DATA FOR THE TASK =>
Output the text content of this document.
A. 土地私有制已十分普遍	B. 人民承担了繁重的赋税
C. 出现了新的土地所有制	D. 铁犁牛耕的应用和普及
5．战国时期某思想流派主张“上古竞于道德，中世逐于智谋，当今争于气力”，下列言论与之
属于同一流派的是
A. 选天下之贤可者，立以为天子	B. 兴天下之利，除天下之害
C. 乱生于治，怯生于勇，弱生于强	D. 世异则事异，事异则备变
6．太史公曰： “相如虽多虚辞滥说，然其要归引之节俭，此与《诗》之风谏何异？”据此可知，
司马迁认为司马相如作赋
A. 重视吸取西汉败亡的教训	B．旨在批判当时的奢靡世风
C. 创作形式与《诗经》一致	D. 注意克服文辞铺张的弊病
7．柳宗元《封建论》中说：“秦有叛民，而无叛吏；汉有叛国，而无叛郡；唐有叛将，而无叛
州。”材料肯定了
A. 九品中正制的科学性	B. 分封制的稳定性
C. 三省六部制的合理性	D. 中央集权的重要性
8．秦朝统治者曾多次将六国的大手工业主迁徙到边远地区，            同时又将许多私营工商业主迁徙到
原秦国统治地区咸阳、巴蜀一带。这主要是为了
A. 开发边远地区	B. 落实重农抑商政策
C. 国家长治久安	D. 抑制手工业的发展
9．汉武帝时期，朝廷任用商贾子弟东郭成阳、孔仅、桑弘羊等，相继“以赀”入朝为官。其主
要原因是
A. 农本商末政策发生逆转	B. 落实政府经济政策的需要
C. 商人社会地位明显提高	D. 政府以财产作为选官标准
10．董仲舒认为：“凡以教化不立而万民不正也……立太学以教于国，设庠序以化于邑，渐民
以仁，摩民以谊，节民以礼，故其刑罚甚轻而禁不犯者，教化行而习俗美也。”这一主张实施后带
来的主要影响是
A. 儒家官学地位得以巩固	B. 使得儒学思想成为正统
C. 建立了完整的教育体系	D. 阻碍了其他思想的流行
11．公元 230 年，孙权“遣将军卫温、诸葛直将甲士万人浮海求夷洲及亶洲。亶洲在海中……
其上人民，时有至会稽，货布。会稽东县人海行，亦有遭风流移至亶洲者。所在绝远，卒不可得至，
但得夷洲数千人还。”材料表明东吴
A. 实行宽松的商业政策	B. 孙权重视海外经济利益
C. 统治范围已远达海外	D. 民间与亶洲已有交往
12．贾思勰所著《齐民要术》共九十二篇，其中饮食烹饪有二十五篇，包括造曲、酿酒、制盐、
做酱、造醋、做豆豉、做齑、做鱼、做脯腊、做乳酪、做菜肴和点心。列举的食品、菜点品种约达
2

DIRECTION => Repeat the material above in full, keeping every word.

RESPONSE =>
Output the text content of this document.
A. 土地私有制已十分普遍	B. 人民承担了繁重的赋税
C. 出现了新的土地所有制	D. 铁犁牛耕的应用和普及
5．战国时期某思想流派主张“上古竞于道德，中世逐于智谋，当今争于气力”，下列言论与之
属于同一流派的是
A. 选天下之贤可者，立以为天子	B. 兴天下之利，除天下之害
C. 乱生于治，怯生于勇，弱生于强	D. 世异则事异，事异则备变
6．太史公曰： “相如虽多虚辞滥说，然其要归引之节俭，此与《诗》之风谏何异？”据此可知，
司马迁认为司马相如作赋
A. 重视吸取西汉败亡的教训	B．旨在批判当时的奢靡世风
C. 创作形式与《诗经》一致	D. 注意克服文辞铺张的弊病
7．柳宗元《封建论》中说：“秦有叛民，而无叛吏；汉有叛国，而无叛郡；唐有叛将，而无叛
州。”材料肯定了
A. 九品中正制的科学性	B. 分封制的稳定性
C. 三省六部制的合理性	D. 中央集权的重要性
8．秦朝统治者曾多次将六国的大手工业主迁徙到边远地区，            同时又将许多私营工商业主迁徙到
原秦国统治地区咸阳、巴蜀一带。这主要是为了
A. 开发边远地区	B. 落实重农抑商政策
C. 国家长治久安	D. 抑制手工业的发展
9．汉武帝时期，朝廷任用商贾子弟东郭成阳、孔仅、桑弘羊等，相继“以赀”入朝为官。其主
要原因是
A. 农本商末政策发生逆转	B. 落实政府经济政策的需要
C. 商人社会地位明显提高	D. 政府以财产作为选官标准
10．董仲舒认为：“凡以教化不立而万民不正也……立太学以教于国，设庠序以化于邑，渐民
以仁，摩民以谊，节民以礼，故其刑罚甚轻而禁不犯者，教化行而习俗美也。”这一主张实施后带
来的主要影响是
A. 儒家官学地位得以巩固	B. 使得儒学思想成为正统
C. 建立了完整的教育体系	D. 阻碍了其他思想的流行
11．公元 230 年，孙权“遣将军卫温、诸葛直将甲士万人浮海求夷洲及亶洲。亶洲在海中……
其上人民，时有至会稽，货布。会稽东县人海行，亦有遭风流移至亶洲者。所在绝远，卒不可得至，
但得夷洲数千人还。”材料表明东吴
A. 实行宽松的商业政策	B. 孙权重视海外经济利益
C. 统治范围已远达海外	D. 民间与亶洲已有交往
12．贾思勰所著《齐民要术》共九十二篇，其中饮食烹饪有二十五篇，包括造曲、酿酒、制盐、
做酱、造醋、做豆豉、做齑、做鱼、做脯腊、做乳酪、做菜肴和点心。列举的食品、菜点品种约达
2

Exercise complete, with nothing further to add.